##### Source records

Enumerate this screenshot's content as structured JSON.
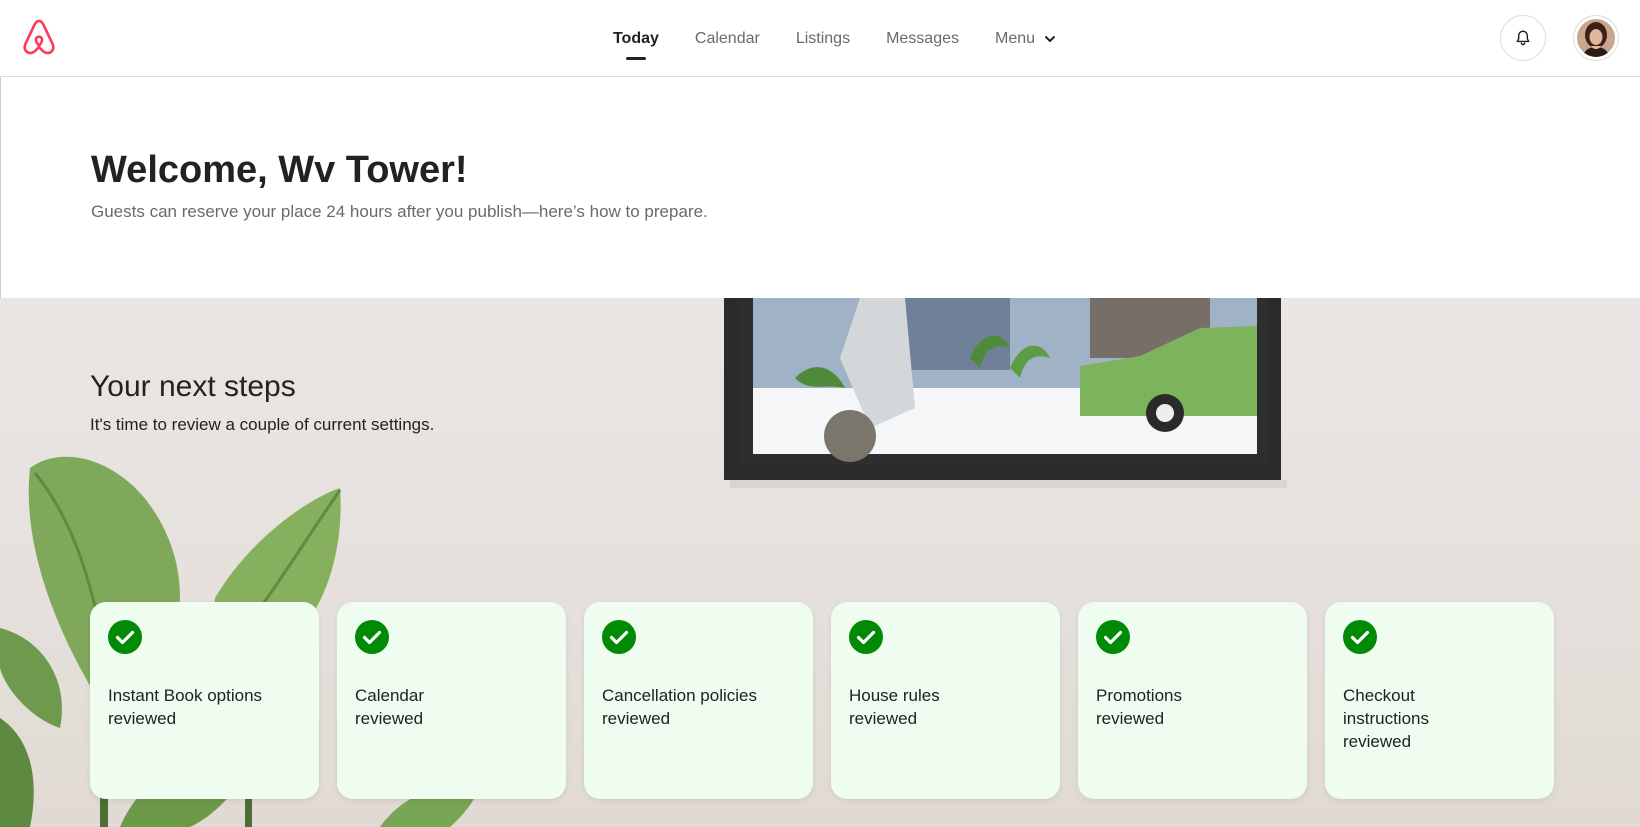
{
  "nav": {
    "items": [
      {
        "label": "Today"
      },
      {
        "label": "Calendar"
      },
      {
        "label": "Listings"
      },
      {
        "label": "Messages"
      },
      {
        "label": "Menu"
      }
    ]
  },
  "welcome": {
    "title": "Welcome, Wv Tower!",
    "subtitle": "Guests can reserve your place 24 hours after you publish—here’s how to prepare."
  },
  "next_steps": {
    "title": "Your next steps",
    "subtitle": "It's time to review a couple of current settings."
  },
  "cards": [
    {
      "label": "Instant Book options reviewed"
    },
    {
      "label": "Calendar reviewed"
    },
    {
      "label": "Cancellation policies reviewed"
    },
    {
      "label": "House rules reviewed"
    },
    {
      "label": "Promotions reviewed"
    },
    {
      "label": "Checkout instructions reviewed"
    }
  ],
  "icons": {
    "logo": "airbnb-logo-icon",
    "bell": "bell-icon",
    "chevron": "chevron-down-icon",
    "check": "check-circle-icon"
  },
  "colors": {
    "brand": "#FF385C",
    "check": "#008A05",
    "card_bg": "#EFFCF0"
  }
}
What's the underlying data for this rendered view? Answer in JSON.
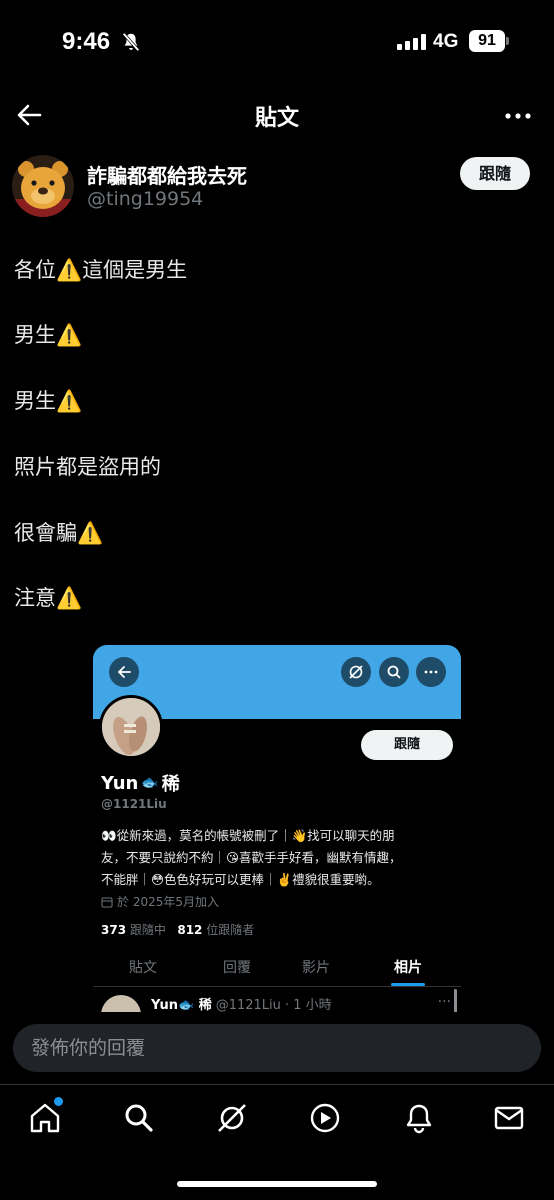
{
  "status": {
    "time": "9:46",
    "network": "4G",
    "battery": "91"
  },
  "nav": {
    "title": "貼文"
  },
  "author": {
    "display_name": "詐騙都都給我去死",
    "handle": "@ting19954",
    "follow_label": "跟隨"
  },
  "post_lines": [
    "各位⚠️這個是男生",
    "男生⚠️",
    "男生⚠️",
    "照片都是盜用的",
    "很會騙⚠️",
    "注意⚠️"
  ],
  "embed": {
    "name_prefix": "Yun",
    "name_emoji": "🐟",
    "name_suffix": "稀",
    "handle": "@1121Liu",
    "follow_label": "跟隨",
    "bio_lines": [
      "👀從新來過，莫名的帳號被刪了｜👋找可以聊天的朋",
      "友，不要只說約不約｜😘喜歡手手好看，幽默有情趣，",
      "不能胖｜😳色色好玩可以更棒｜✌️禮貌很重要喲。"
    ],
    "joined": "於 2025年5月加入",
    "following_count": "373",
    "following_label": "跟隨中",
    "followers_count": "812",
    "followers_label": "位跟隨者",
    "tabs": [
      "貼文",
      "回覆",
      "影片",
      "相片"
    ],
    "active_tab": "相片",
    "post_preview": {
      "name": "Yun🐟 稀",
      "handle_time": "@1121Liu · 1 小時"
    }
  },
  "reply": {
    "placeholder": "發佈你的回覆"
  },
  "colors": {
    "accent": "#1d9bf0",
    "banner": "#41a6e6",
    "background": "#000000",
    "muted": "#71767b"
  },
  "tabbar_icons": [
    "home-icon",
    "search-icon",
    "grok-icon",
    "video-icon",
    "notifications-icon",
    "messages-icon"
  ]
}
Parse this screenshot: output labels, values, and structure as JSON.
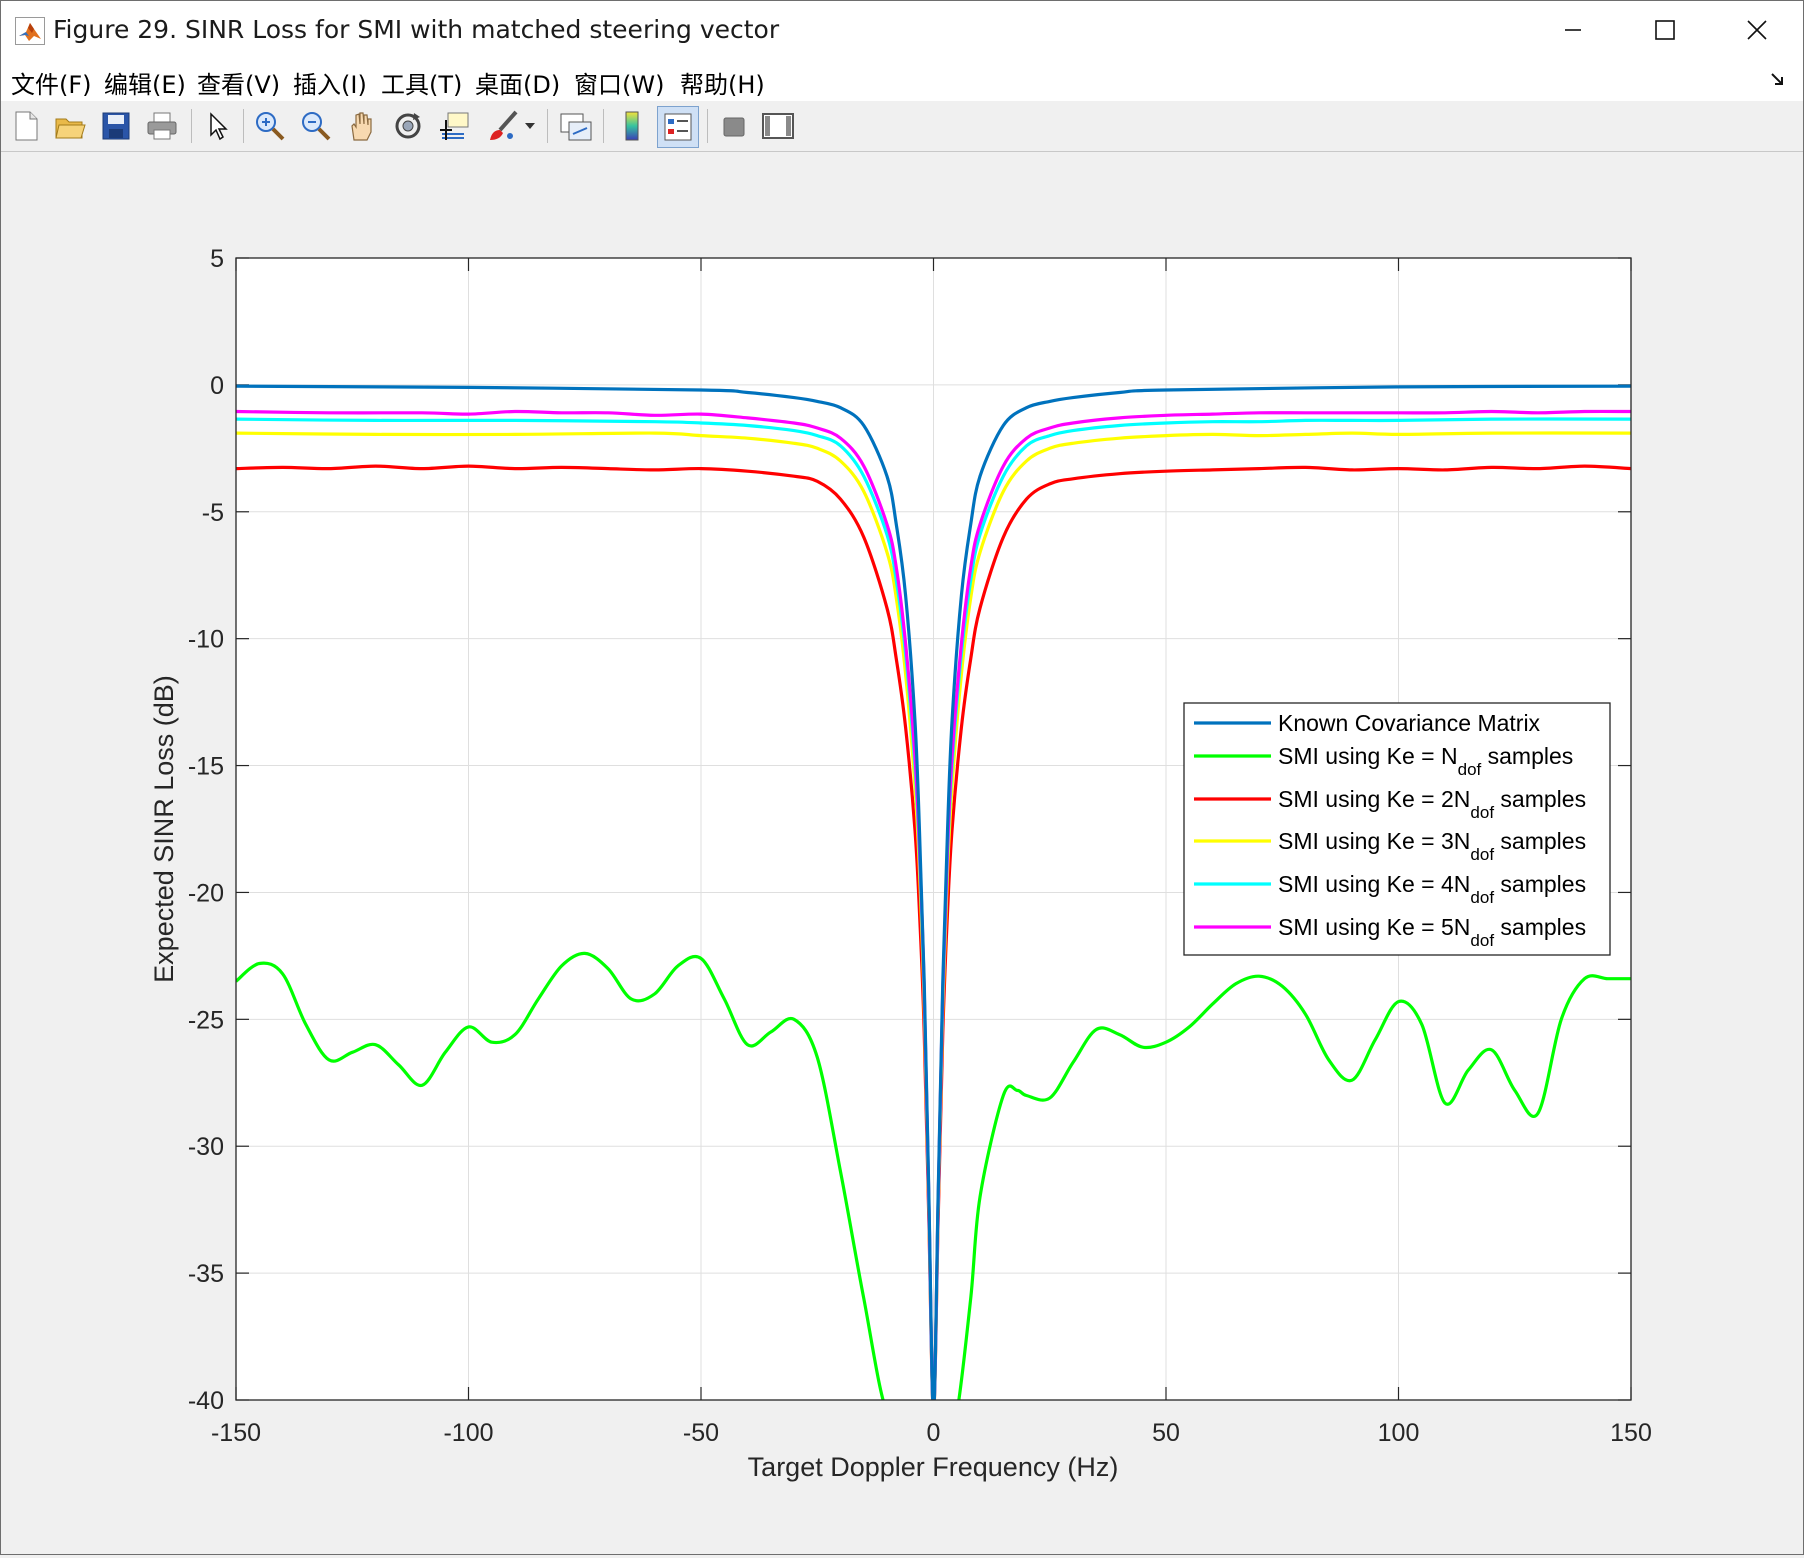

##########

■ Instruction
State how many lines of the records hold the string "this", and nothing else.

■ Reply
3